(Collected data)
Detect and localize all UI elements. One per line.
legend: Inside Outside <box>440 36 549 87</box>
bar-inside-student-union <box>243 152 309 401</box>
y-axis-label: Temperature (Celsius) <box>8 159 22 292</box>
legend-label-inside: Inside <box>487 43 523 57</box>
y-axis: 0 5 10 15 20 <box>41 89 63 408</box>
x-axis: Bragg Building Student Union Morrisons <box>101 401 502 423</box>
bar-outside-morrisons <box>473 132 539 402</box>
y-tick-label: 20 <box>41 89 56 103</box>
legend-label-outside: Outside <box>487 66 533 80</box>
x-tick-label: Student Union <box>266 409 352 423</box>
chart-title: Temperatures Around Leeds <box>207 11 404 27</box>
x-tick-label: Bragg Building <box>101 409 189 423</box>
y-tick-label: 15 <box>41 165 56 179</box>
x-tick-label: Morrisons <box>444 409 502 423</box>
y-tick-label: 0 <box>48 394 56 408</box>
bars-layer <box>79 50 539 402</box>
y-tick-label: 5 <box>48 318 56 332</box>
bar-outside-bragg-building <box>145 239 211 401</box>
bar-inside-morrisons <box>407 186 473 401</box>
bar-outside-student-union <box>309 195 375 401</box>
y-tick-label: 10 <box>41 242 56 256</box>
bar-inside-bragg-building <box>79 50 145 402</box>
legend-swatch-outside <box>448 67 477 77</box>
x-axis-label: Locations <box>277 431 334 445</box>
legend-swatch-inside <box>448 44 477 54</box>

* Stated task
Reproduce every one of the lines above without any changes.

* Problem solution
Detect and localize all UI elements. One per line.
legend: Inside Outside <box>440 36 549 87</box>
bar-inside-student-union <box>243 152 309 401</box>
y-axis-label: Temperature (Celsius) <box>8 159 22 292</box>
legend-label-inside: Inside <box>487 43 523 57</box>
y-axis: 0 5 10 15 20 <box>41 89 63 408</box>
x-axis: Bragg Building Student Union Morrisons <box>101 401 502 423</box>
bar-outside-morrisons <box>473 132 539 402</box>
y-tick-label: 20 <box>41 89 56 103</box>
legend-label-outside: Outside <box>487 66 533 80</box>
x-tick-label: Student Union <box>266 409 352 423</box>
chart-title: Temperatures Around Leeds <box>207 11 404 27</box>
x-tick-label: Bragg Building <box>101 409 189 423</box>
y-tick-label: 15 <box>41 165 56 179</box>
x-tick-label: Morrisons <box>444 409 502 423</box>
y-tick-label: 0 <box>48 394 56 408</box>
bars-layer <box>79 50 539 402</box>
y-tick-label: 5 <box>48 318 56 332</box>
bar-outside-bragg-building <box>145 239 211 401</box>
bar-inside-morrisons <box>407 186 473 401</box>
bar-outside-student-union <box>309 195 375 401</box>
y-tick-label: 10 <box>41 242 56 256</box>
bar-inside-bragg-building <box>79 50 145 402</box>
legend-swatch-outside <box>448 67 477 77</box>
x-axis-label: Locations <box>277 431 334 445</box>
legend-swatch-inside <box>448 44 477 54</box>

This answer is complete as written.